Les trois déclarations de l’accusé

[102]      Le sergent Pépin soumet qu’à chaque fois qu’il a rencontré le policier militaire, l’adjudant Francuz, dans le cadre de l’enquête visant à établir comment et qui était responsable d’avoir pris illégalement la boîte de munitions, il faisait l’objet d’une détention de nature psychologique qui aurait dû entraîner l’obligation constitutionnelle pour le policier de l’informer des motifs de sa détention et de son droit d’avoir recours sans délai à l’assistance d’un avocat. En omettant d’agir ainsi, le policier militaire aurait porté atteinte à ses droits prévus aux alinéas 10a) et 10b) de la Charte.

[103]      Tel que mentionné dans la décision de la Cour suprême du Canada de R. c. Suberu, 2009 CSC 33, au paragraphe 22, il y a détention psychologique soit quand un individu est légalement tenu d’obtempérer à la demande contraignante ou à la sommation faite par un policier, soit quand une personne raisonnable conclurait, compte tenu de la conduite du policier, qu’elle n’a d’autre choix que d’obtempérer. C’est à celui qui s’en plaint de démontrer que, dans les circonstances, on l’a effectivement privé de sa liberté de choix. Le critère applicable est donc objectif.

[104]      Tel que mentionné par la Cour suprême du Canada dans R. c. Grant, 2009 CSC 32 au paragraphe 44 :

2.             En l’absence de contrainte physique ou d’obligation légale, il peut être difficile de savoir si une personne a été mise en détention ou non.  Pour déterminer si une personne raisonnable placée dans la même situation conclurait qu’elle a été privée par l’État de sa liberté de choix, le tribunal peut tenir compte, notamment, des facteurs suivants :

a)            Les circonstances à l’origine du contact avec les policiers telles que la personne en cause a dû raisonnablement les percevoir : les policiers fournissaient‑ils une aide générale, assuraient‑ils simplement le maintien de l’ordre, menaient‑ils une enquête générale sur un incident particulier, ou visaient‑ils précisément la personne en cause dans le cadre d’une enquête ciblée?

ENREGISTREMENTS DE DONNÉES:
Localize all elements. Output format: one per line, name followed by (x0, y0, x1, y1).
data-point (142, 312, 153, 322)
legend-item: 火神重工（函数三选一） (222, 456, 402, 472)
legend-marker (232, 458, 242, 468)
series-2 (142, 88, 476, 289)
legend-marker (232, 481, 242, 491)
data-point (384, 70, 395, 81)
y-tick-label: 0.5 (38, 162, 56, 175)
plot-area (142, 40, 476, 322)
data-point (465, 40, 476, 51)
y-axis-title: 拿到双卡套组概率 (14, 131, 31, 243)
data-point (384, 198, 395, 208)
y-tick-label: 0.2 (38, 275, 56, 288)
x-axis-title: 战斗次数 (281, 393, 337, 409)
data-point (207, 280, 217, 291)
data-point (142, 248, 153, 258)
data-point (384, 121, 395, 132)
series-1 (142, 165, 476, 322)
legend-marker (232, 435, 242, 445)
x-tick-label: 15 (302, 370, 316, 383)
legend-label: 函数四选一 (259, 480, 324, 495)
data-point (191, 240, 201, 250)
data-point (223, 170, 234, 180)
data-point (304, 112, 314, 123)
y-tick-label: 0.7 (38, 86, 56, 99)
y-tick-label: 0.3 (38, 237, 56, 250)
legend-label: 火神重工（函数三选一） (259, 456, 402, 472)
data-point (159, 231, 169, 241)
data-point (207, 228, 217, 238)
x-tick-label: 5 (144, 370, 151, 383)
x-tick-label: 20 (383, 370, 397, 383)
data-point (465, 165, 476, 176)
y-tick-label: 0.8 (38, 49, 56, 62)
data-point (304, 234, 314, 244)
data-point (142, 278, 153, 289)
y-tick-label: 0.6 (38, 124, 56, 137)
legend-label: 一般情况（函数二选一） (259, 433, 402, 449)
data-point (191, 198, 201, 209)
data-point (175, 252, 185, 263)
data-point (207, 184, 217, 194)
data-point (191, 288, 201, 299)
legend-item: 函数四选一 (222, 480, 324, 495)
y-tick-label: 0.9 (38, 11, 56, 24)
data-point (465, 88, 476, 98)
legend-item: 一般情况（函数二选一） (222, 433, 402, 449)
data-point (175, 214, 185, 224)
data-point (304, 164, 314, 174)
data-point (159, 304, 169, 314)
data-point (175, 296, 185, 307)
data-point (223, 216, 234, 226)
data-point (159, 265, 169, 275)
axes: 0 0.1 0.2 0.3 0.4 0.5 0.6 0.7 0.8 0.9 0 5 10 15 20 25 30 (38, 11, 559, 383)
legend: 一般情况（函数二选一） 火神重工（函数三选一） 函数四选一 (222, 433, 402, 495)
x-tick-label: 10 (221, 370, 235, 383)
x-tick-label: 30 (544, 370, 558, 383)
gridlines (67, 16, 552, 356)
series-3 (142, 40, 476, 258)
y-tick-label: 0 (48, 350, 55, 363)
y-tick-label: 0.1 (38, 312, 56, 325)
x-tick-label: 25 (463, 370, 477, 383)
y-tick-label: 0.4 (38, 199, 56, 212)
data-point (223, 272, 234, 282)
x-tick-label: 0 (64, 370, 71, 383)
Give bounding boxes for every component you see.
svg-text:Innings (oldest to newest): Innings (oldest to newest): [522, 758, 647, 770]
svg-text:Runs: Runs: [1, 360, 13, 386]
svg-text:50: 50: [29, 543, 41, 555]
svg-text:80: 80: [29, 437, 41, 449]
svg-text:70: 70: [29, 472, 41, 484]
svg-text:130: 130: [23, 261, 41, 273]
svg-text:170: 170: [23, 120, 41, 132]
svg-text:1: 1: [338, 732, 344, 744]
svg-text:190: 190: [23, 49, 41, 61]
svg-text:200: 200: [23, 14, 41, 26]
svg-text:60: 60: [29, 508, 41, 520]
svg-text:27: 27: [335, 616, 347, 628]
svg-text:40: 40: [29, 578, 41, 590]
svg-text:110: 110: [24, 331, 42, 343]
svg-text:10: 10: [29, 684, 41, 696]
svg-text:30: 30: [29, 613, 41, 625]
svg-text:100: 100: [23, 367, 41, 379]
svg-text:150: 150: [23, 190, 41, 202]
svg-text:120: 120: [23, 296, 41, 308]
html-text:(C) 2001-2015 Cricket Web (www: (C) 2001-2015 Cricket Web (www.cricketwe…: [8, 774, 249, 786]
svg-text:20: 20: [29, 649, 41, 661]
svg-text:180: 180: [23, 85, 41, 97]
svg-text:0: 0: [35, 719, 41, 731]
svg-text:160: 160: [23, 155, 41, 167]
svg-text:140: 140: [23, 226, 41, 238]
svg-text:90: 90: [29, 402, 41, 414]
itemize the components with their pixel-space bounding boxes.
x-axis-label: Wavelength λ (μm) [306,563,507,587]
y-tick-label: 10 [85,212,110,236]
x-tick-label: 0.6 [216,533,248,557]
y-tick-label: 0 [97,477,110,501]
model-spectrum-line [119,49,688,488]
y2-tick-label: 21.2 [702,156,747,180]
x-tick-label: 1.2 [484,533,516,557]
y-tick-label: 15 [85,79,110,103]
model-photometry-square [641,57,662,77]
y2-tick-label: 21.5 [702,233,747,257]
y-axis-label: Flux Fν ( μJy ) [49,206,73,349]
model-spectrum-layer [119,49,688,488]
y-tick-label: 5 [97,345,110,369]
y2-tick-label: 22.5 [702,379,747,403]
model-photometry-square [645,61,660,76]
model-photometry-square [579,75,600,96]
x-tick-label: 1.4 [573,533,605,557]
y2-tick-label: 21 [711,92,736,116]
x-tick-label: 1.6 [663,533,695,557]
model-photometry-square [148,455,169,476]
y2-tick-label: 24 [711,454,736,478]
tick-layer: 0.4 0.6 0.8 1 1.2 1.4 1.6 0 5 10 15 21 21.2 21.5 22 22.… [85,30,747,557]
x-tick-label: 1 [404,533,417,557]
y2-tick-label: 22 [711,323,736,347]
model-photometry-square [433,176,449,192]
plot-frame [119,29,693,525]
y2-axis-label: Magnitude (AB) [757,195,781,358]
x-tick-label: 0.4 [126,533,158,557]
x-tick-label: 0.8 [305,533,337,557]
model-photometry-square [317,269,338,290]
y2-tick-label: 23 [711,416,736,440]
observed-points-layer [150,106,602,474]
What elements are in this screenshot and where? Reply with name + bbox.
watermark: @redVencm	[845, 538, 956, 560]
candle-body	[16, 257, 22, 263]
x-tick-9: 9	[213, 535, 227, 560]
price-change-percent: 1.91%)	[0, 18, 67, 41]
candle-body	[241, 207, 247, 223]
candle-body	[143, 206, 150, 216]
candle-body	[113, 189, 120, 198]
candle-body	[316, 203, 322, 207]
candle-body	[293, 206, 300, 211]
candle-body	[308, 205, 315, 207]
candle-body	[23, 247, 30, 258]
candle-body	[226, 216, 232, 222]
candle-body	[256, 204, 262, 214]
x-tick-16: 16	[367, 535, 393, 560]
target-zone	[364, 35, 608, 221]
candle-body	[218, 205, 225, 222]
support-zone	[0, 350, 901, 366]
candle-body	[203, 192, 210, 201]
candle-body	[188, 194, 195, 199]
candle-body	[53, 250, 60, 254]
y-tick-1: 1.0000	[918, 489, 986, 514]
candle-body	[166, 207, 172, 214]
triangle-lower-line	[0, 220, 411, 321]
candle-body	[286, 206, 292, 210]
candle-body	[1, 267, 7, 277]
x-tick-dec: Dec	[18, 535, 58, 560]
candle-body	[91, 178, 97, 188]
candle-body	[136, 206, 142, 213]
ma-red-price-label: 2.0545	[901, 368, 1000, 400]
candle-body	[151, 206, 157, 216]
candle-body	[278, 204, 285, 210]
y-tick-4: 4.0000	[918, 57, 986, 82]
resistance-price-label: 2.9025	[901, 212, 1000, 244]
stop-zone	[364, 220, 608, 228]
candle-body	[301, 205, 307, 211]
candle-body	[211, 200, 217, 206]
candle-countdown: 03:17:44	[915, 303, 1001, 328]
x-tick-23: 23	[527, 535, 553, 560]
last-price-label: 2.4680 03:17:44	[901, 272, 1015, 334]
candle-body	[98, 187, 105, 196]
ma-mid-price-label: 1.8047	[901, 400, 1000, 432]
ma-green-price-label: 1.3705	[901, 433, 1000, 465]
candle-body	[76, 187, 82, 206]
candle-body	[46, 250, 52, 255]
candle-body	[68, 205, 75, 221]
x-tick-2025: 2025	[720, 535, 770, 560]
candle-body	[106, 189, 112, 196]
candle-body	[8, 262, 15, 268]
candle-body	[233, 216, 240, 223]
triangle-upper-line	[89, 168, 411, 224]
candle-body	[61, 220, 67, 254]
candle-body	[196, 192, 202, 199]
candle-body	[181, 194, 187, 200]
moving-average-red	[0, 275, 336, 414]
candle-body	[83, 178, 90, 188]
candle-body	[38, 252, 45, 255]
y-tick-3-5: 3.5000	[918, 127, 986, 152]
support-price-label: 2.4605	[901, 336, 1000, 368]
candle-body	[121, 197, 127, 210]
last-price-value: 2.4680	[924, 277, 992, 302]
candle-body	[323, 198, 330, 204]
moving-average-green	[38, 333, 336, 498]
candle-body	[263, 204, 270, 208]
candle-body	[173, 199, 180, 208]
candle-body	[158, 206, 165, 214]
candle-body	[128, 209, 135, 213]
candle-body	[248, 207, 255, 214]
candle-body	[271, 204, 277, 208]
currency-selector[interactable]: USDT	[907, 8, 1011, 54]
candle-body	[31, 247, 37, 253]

VOTRE TÂCHE: Renvoyez mot pour mot le passage de l'extrait sur les déclarations de l'accusé qui va de « Les trois déclarations » jusqu'à « de la Charte. » inclus.

RÉPONSE À LA TÂCHE:
Les trois déclarations de l’accusé

[102]      Le sergent Pépin soumet qu’à chaque fois qu’il a rencontré le policier militaire, l’adjudant Francuz, dans le cadre de l’enquête visant à établir comment et qui était responsable d’avoir pris illégalement la boîte de munitions, il faisait l’objet d’une détention de nature psychologique qui aurait dû entraîner l’obligation constitutionnelle pour le policier de l’informer des motifs de sa détention et de son droit d’avoir recours sans délai à l’assistance d’un avocat. En omettant d’agir ainsi, le policier militaire aurait porté atteinte à ses droits prévus aux alinéas 10a) et 10b) de la Charte.